# Written instruction:
Transcribe all the records exactly and omit any images they hold.

# Stored data:

○ ○ ○ ○ ○

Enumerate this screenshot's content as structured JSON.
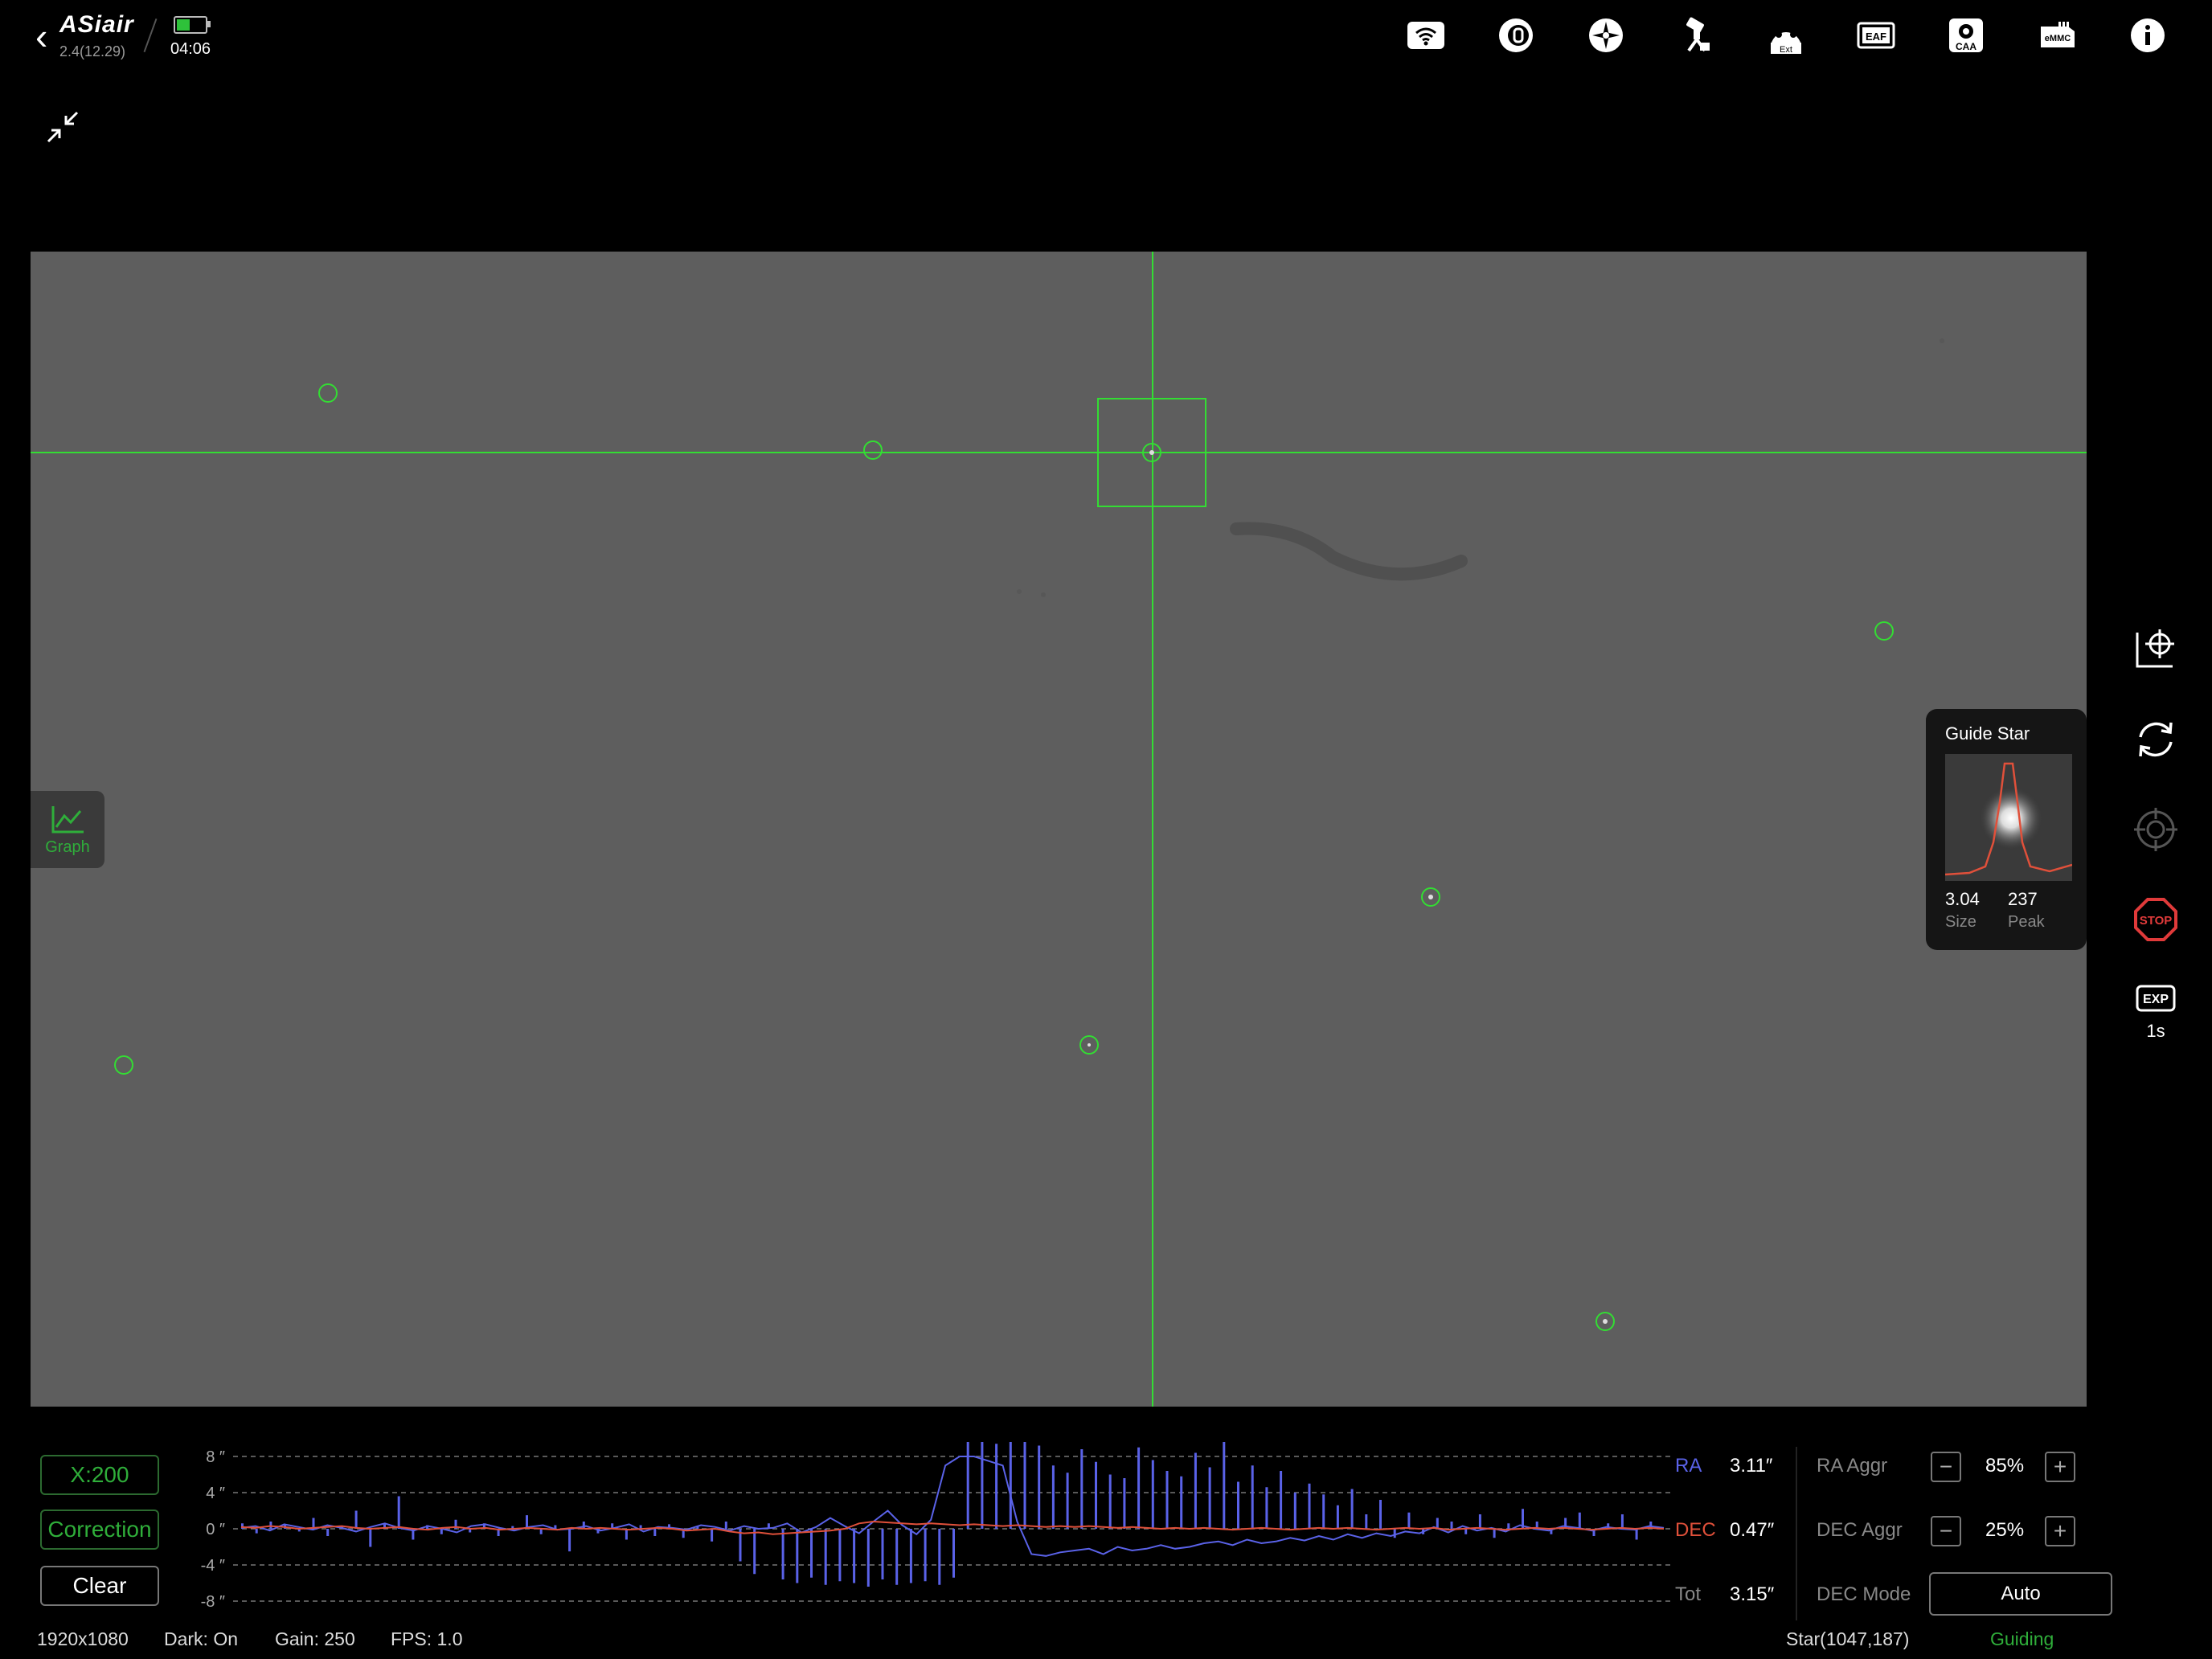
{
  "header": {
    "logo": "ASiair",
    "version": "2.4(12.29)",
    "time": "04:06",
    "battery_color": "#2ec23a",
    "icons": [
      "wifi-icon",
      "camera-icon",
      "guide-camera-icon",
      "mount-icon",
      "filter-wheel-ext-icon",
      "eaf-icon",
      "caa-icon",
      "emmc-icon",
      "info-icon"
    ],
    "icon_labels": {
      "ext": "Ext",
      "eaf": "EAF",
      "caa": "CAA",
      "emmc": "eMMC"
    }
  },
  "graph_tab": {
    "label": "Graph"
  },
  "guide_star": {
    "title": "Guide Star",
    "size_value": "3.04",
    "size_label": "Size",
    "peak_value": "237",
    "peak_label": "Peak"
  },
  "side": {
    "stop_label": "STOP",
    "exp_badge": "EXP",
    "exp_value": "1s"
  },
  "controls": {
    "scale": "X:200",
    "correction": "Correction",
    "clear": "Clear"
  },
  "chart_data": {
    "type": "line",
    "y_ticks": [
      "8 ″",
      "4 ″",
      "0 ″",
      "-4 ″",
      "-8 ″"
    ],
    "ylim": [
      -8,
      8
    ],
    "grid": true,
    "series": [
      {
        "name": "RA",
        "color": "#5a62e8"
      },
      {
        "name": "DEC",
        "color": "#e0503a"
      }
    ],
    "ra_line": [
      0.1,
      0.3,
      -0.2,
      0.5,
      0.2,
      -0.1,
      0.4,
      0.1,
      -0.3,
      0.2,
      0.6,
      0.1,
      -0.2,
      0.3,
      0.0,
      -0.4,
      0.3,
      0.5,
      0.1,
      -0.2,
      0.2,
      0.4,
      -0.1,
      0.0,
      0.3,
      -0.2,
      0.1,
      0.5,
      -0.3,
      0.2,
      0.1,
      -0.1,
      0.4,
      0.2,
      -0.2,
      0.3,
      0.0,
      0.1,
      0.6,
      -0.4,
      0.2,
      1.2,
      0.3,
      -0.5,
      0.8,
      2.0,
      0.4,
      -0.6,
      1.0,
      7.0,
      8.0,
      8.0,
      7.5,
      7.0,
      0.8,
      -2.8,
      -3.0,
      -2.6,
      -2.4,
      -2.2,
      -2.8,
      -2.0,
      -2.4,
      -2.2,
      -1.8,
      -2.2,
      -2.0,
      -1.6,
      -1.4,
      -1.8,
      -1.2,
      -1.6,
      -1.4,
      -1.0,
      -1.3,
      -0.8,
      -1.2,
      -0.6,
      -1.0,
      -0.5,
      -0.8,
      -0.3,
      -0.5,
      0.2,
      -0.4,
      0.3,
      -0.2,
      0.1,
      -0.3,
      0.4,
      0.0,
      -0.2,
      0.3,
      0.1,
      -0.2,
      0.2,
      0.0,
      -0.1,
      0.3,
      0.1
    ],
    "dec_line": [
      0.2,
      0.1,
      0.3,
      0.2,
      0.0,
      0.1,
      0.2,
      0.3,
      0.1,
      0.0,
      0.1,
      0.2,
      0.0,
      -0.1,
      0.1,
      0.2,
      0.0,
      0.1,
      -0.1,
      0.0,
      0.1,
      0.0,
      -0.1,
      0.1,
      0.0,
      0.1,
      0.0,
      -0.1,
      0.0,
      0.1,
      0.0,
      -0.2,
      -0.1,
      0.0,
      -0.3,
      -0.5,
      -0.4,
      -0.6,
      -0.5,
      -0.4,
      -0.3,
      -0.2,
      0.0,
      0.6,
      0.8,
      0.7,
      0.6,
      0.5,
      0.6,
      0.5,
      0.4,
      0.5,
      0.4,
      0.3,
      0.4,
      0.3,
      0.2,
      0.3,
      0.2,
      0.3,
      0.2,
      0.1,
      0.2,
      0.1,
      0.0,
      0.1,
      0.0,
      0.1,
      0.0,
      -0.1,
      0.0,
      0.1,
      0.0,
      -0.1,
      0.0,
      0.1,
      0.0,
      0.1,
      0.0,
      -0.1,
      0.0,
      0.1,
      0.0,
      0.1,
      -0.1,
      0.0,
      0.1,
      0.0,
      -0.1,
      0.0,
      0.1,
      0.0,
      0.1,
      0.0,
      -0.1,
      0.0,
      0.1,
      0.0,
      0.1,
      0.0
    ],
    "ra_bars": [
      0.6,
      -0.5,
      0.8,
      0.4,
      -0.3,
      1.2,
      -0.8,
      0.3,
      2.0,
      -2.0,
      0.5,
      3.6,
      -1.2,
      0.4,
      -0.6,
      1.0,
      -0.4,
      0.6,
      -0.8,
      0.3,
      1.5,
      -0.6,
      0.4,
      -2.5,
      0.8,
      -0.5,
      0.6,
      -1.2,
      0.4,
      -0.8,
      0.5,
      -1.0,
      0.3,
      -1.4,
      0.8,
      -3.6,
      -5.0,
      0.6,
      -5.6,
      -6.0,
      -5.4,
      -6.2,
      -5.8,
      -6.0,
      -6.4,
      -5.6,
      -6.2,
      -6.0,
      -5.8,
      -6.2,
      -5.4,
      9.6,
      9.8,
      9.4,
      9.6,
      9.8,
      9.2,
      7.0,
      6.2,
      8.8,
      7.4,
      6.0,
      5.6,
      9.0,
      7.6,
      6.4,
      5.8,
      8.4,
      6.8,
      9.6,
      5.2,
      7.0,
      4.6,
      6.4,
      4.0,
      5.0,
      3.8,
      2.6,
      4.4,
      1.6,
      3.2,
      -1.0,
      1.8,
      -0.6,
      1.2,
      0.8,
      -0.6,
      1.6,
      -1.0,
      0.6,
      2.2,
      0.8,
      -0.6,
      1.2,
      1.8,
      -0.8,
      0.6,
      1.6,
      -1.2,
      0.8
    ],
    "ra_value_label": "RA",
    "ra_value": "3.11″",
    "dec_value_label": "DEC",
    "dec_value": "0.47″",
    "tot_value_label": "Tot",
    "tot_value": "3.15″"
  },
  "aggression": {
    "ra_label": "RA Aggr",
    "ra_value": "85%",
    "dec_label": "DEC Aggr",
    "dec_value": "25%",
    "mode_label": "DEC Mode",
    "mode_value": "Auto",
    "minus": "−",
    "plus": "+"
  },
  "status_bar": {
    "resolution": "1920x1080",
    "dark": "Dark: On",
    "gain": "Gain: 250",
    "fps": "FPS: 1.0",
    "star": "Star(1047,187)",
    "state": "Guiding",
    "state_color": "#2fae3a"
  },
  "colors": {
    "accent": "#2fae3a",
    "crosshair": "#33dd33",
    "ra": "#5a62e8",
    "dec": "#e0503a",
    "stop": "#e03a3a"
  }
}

○ ○ ○ ○ ○

# Response for this exercise:
Enumerate this screenshot's content as structured JSON.
{
  "header": {
    "logo": "ASiair",
    "version": "2.4(12.29)",
    "time": "04:06",
    "battery_color": "#2ec23a",
    "icons": [
      "wifi-icon",
      "camera-icon",
      "guide-camera-icon",
      "mount-icon",
      "filter-wheel-ext-icon",
      "eaf-icon",
      "caa-icon",
      "emmc-icon",
      "info-icon"
    ],
    "icon_labels": {
      "ext": "Ext",
      "eaf": "EAF",
      "caa": "CAA",
      "emmc": "eMMC"
    }
  },
  "graph_tab": {
    "label": "Graph"
  },
  "guide_star": {
    "title": "Guide Star",
    "size_value": "3.04",
    "size_label": "Size",
    "peak_value": "237",
    "peak_label": "Peak"
  },
  "side": {
    "stop_label": "STOP",
    "exp_badge": "EXP",
    "exp_value": "1s"
  },
  "controls": {
    "scale": "X:200",
    "correction": "Correction",
    "clear": "Clear"
  },
  "chart_data": {
    "type": "line",
    "y_ticks": [
      "8 ″",
      "4 ″",
      "0 ″",
      "-4 ″",
      "-8 ″"
    ],
    "ylim": [
      -8,
      8
    ],
    "grid": true,
    "series": [
      {
        "name": "RA",
        "color": "#5a62e8"
      },
      {
        "name": "DEC",
        "color": "#e0503a"
      }
    ],
    "ra_line": [
      0.1,
      0.3,
      -0.2,
      0.5,
      0.2,
      -0.1,
      0.4,
      0.1,
      -0.3,
      0.2,
      0.6,
      0.1,
      -0.2,
      0.3,
      0.0,
      -0.4,
      0.3,
      0.5,
      0.1,
      -0.2,
      0.2,
      0.4,
      -0.1,
      0.0,
      0.3,
      -0.2,
      0.1,
      0.5,
      -0.3,
      0.2,
      0.1,
      -0.1,
      0.4,
      0.2,
      -0.2,
      0.3,
      0.0,
      0.1,
      0.6,
      -0.4,
      0.2,
      1.2,
      0.3,
      -0.5,
      0.8,
      2.0,
      0.4,
      -0.6,
      1.0,
      7.0,
      8.0,
      8.0,
      7.5,
      7.0,
      0.8,
      -2.8,
      -3.0,
      -2.6,
      -2.4,
      -2.2,
      -2.8,
      -2.0,
      -2.4,
      -2.2,
      -1.8,
      -2.2,
      -2.0,
      -1.6,
      -1.4,
      -1.8,
      -1.2,
      -1.6,
      -1.4,
      -1.0,
      -1.3,
      -0.8,
      -1.2,
      -0.6,
      -1.0,
      -0.5,
      -0.8,
      -0.3,
      -0.5,
      0.2,
      -0.4,
      0.3,
      -0.2,
      0.1,
      -0.3,
      0.4,
      0.0,
      -0.2,
      0.3,
      0.1,
      -0.2,
      0.2,
      0.0,
      -0.1,
      0.3,
      0.1
    ],
    "dec_line": [
      0.2,
      0.1,
      0.3,
      0.2,
      0.0,
      0.1,
      0.2,
      0.3,
      0.1,
      0.0,
      0.1,
      0.2,
      0.0,
      -0.1,
      0.1,
      0.2,
      0.0,
      0.1,
      -0.1,
      0.0,
      0.1,
      0.0,
      -0.1,
      0.1,
      0.0,
      0.1,
      0.0,
      -0.1,
      0.0,
      0.1,
      0.0,
      -0.2,
      -0.1,
      0.0,
      -0.3,
      -0.5,
      -0.4,
      -0.6,
      -0.5,
      -0.4,
      -0.3,
      -0.2,
      0.0,
      0.6,
      0.8,
      0.7,
      0.6,
      0.5,
      0.6,
      0.5,
      0.4,
      0.5,
      0.4,
      0.3,
      0.4,
      0.3,
      0.2,
      0.3,
      0.2,
      0.3,
      0.2,
      0.1,
      0.2,
      0.1,
      0.0,
      0.1,
      0.0,
      0.1,
      0.0,
      -0.1,
      0.0,
      0.1,
      0.0,
      -0.1,
      0.0,
      0.1,
      0.0,
      0.1,
      0.0,
      -0.1,
      0.0,
      0.1,
      0.0,
      0.1,
      -0.1,
      0.0,
      0.1,
      0.0,
      -0.1,
      0.0,
      0.1,
      0.0,
      0.1,
      0.0,
      -0.1,
      0.0,
      0.1,
      0.0,
      0.1,
      0.0
    ],
    "ra_bars": [
      0.6,
      -0.5,
      0.8,
      0.4,
      -0.3,
      1.2,
      -0.8,
      0.3,
      2.0,
      -2.0,
      0.5,
      3.6,
      -1.2,
      0.4,
      -0.6,
      1.0,
      -0.4,
      0.6,
      -0.8,
      0.3,
      1.5,
      -0.6,
      0.4,
      -2.5,
      0.8,
      -0.5,
      0.6,
      -1.2,
      0.4,
      -0.8,
      0.5,
      -1.0,
      0.3,
      -1.4,
      0.8,
      -3.6,
      -5.0,
      0.6,
      -5.6,
      -6.0,
      -5.4,
      -6.2,
      -5.8,
      -6.0,
      -6.4,
      -5.6,
      -6.2,
      -6.0,
      -5.8,
      -6.2,
      -5.4,
      9.6,
      9.8,
      9.4,
      9.6,
      9.8,
      9.2,
      7.0,
      6.2,
      8.8,
      7.4,
      6.0,
      5.6,
      9.0,
      7.6,
      6.4,
      5.8,
      8.4,
      6.8,
      9.6,
      5.2,
      7.0,
      4.6,
      6.4,
      4.0,
      5.0,
      3.8,
      2.6,
      4.4,
      1.6,
      3.2,
      -1.0,
      1.8,
      -0.6,
      1.2,
      0.8,
      -0.6,
      1.6,
      -1.0,
      0.6,
      2.2,
      0.8,
      -0.6,
      1.2,
      1.8,
      -0.8,
      0.6,
      1.6,
      -1.2,
      0.8
    ],
    "ra_value_label": "RA",
    "ra_value": "3.11″",
    "dec_value_label": "DEC",
    "dec_value": "0.47″",
    "tot_value_label": "Tot",
    "tot_value": "3.15″"
  },
  "aggression": {
    "ra_label": "RA Aggr",
    "ra_value": "85%",
    "dec_label": "DEC Aggr",
    "dec_value": "25%",
    "mode_label": "DEC Mode",
    "mode_value": "Auto",
    "minus": "−",
    "plus": "+"
  },
  "status_bar": {
    "resolution": "1920x1080",
    "dark": "Dark: On",
    "gain": "Gain: 250",
    "fps": "FPS: 1.0",
    "star": "Star(1047,187)",
    "state": "Guiding",
    "state_color": "#2fae3a"
  },
  "colors": {
    "accent": "#2fae3a",
    "crosshair": "#33dd33",
    "ra": "#5a62e8",
    "dec": "#e0503a",
    "stop": "#e03a3a"
  }
}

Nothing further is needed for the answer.